» **Problem to work on**
List all lines in the material below that contain "Rolling".

Dataset listings of figures
────

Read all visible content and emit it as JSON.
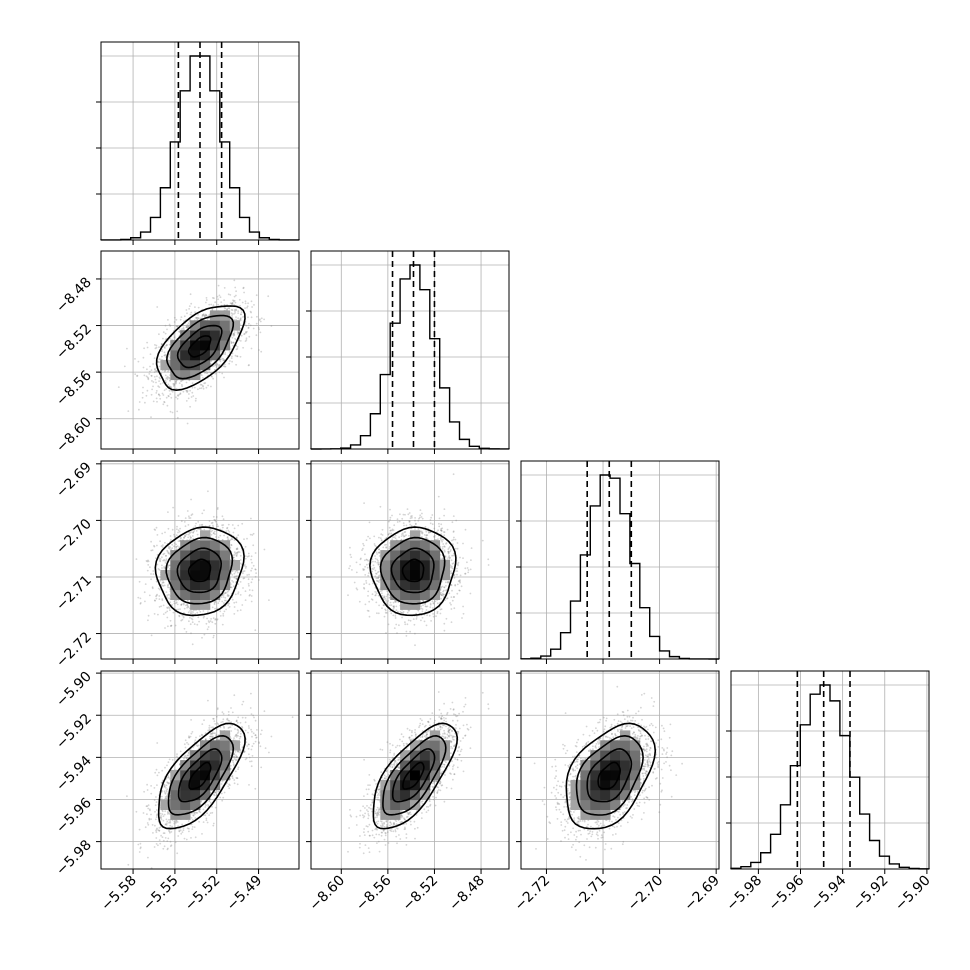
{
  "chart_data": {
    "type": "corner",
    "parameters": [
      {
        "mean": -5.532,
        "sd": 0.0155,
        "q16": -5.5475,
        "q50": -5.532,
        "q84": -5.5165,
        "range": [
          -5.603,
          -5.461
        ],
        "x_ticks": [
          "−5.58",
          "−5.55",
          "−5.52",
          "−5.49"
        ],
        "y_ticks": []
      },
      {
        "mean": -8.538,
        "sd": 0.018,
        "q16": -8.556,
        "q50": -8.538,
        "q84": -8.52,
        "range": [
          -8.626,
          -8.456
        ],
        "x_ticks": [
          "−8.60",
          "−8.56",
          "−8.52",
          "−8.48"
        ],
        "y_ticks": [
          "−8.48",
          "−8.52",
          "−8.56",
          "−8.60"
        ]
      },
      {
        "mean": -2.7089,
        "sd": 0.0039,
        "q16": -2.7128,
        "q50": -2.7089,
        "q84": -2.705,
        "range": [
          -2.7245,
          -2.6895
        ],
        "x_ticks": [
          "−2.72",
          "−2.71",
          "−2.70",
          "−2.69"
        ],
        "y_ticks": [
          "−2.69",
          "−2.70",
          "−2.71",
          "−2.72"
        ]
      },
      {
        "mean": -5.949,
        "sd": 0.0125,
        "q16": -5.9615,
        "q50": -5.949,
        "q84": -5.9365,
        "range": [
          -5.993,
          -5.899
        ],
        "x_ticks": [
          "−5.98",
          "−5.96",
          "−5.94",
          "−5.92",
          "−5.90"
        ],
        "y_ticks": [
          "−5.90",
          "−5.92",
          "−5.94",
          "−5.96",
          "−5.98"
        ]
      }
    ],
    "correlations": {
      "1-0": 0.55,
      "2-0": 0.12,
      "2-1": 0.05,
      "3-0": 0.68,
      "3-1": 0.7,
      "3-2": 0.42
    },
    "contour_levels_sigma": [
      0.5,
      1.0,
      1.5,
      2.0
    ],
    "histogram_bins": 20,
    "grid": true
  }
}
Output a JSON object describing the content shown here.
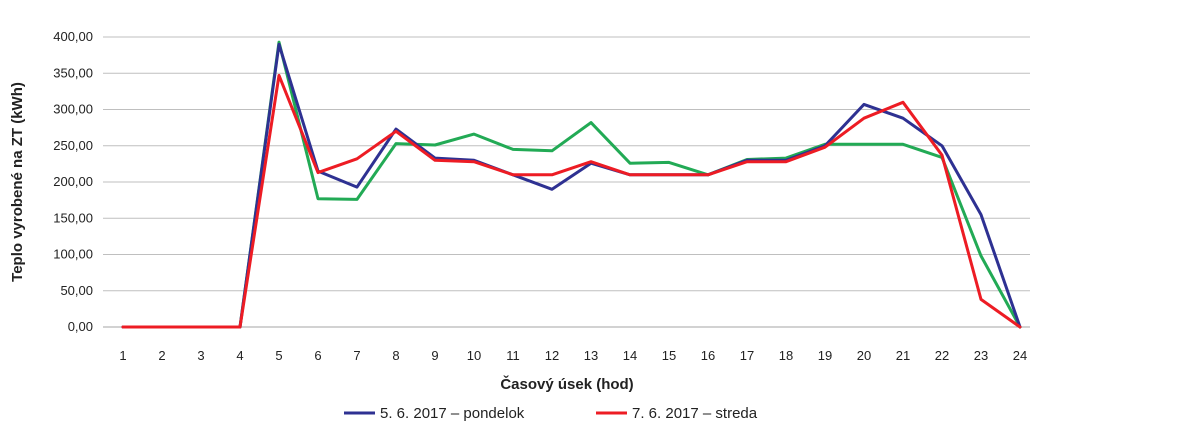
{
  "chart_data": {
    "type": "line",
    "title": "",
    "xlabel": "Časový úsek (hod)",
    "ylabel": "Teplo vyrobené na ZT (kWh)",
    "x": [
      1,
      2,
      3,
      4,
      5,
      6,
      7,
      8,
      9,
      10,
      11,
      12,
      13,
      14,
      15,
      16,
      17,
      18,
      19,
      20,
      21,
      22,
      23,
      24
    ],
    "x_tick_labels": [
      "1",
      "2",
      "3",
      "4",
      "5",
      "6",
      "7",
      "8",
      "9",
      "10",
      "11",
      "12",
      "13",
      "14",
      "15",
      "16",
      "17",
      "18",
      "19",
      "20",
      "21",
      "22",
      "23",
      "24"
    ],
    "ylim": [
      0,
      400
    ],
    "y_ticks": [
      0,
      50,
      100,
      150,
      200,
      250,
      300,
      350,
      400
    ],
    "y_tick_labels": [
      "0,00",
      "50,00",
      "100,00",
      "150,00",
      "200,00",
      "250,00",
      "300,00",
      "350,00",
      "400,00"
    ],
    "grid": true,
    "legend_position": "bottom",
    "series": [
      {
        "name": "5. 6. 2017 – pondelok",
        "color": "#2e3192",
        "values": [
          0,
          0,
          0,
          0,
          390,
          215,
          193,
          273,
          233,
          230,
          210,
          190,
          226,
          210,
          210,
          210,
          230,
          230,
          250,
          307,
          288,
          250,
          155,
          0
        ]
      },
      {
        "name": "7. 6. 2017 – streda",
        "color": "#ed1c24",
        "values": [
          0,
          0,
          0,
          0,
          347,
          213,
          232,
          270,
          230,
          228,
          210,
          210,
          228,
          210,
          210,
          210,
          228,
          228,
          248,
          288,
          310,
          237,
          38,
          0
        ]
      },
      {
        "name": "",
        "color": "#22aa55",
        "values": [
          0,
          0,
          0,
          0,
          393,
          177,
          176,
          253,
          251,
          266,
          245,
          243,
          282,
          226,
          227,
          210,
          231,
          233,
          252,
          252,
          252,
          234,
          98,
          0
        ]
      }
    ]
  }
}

────

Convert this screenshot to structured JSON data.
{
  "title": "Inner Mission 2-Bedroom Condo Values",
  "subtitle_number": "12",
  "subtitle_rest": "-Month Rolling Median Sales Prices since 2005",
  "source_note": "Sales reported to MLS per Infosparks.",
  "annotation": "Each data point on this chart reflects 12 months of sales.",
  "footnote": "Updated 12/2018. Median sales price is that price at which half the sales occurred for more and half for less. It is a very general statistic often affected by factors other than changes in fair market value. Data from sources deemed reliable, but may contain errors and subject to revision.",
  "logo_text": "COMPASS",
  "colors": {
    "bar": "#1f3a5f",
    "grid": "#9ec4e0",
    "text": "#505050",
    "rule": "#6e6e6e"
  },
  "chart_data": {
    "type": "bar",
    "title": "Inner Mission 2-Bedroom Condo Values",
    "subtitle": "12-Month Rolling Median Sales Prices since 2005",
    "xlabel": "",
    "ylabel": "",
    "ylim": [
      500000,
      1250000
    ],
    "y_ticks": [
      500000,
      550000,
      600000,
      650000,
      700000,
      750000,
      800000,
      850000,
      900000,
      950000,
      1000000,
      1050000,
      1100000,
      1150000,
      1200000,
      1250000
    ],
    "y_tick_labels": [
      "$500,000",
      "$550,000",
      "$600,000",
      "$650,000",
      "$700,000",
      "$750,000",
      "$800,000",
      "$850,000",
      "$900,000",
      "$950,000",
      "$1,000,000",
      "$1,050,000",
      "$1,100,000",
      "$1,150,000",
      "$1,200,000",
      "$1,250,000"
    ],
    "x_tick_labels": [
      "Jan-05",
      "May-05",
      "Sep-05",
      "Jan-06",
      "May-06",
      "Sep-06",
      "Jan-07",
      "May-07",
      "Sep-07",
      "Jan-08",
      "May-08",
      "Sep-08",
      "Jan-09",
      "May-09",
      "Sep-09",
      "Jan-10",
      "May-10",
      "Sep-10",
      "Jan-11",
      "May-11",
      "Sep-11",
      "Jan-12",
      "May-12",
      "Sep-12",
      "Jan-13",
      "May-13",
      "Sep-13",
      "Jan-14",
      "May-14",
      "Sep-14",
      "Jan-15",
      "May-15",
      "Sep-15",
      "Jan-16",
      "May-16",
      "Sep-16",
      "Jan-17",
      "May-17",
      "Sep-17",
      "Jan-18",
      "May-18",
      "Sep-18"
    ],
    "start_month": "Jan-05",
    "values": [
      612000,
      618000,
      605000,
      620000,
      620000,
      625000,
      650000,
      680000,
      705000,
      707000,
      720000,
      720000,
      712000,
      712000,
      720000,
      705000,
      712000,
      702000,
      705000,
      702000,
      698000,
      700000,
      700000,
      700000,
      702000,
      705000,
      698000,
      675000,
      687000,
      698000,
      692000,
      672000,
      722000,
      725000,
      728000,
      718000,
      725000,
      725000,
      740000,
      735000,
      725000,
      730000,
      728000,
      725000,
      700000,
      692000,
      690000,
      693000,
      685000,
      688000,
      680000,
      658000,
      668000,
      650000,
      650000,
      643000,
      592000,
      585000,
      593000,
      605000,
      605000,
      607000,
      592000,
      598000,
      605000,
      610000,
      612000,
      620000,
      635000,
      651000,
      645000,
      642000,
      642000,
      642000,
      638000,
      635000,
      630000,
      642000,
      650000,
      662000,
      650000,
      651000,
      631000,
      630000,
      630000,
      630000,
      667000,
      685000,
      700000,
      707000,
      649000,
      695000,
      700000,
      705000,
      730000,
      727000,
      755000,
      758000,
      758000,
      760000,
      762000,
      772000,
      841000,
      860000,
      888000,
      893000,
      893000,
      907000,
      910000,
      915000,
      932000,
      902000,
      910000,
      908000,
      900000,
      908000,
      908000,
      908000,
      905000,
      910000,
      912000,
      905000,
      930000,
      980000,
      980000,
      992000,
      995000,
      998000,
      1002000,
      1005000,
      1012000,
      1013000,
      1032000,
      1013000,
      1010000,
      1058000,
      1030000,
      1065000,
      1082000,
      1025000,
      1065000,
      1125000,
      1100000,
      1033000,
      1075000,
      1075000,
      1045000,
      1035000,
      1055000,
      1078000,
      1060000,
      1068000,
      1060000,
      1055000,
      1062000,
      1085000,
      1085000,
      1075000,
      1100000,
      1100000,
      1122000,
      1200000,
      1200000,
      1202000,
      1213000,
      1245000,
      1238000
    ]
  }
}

────

» **Completed task**
  "subtitle_rest": "-Month Rolling Median Sales Prices since 2005",
    "subtitle": "12-Month Rolling Median Sales Prices since 2005",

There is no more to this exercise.